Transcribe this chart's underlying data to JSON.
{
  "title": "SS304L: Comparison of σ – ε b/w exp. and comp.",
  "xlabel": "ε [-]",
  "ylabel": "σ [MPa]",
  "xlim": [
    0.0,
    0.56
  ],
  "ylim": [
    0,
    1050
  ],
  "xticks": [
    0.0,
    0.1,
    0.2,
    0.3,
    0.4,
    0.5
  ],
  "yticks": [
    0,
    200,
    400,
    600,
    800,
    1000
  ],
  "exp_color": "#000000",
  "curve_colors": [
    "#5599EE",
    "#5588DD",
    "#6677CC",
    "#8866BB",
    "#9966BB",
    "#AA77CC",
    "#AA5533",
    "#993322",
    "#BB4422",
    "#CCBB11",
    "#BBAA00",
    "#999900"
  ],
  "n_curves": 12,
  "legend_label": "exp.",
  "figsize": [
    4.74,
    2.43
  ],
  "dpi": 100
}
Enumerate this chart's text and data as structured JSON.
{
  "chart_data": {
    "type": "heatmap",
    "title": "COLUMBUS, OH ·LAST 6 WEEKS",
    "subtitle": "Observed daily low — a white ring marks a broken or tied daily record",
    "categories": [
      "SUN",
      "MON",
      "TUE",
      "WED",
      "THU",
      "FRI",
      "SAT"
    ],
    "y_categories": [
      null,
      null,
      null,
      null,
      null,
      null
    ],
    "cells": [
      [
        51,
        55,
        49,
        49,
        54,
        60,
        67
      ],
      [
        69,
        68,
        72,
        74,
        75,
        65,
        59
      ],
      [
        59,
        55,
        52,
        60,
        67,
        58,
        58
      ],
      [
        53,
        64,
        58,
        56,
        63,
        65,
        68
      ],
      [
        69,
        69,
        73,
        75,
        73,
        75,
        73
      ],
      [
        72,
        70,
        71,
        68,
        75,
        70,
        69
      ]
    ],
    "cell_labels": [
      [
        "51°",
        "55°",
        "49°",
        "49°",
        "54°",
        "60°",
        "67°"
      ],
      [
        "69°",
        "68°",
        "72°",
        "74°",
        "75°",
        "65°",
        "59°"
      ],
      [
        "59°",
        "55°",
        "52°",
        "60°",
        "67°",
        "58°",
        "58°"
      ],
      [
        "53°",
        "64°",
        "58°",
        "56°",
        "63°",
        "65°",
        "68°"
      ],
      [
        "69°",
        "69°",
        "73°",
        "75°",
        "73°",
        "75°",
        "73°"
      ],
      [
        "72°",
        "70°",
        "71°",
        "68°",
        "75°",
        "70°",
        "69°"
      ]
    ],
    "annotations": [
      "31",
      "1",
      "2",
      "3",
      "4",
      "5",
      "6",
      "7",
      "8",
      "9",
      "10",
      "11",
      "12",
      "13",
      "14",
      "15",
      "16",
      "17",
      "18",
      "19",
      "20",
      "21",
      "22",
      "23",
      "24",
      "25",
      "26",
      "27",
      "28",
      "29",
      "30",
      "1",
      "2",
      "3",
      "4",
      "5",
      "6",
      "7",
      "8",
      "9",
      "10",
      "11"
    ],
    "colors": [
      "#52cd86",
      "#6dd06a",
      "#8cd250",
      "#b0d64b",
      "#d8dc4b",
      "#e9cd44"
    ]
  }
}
===============
What to produce: Look over the listing. Pull out every line with the string "this" in it.

Solution:
Transcribe this chart's underlying data to JSON.
Enumerate this chart's text and data as structured JSON.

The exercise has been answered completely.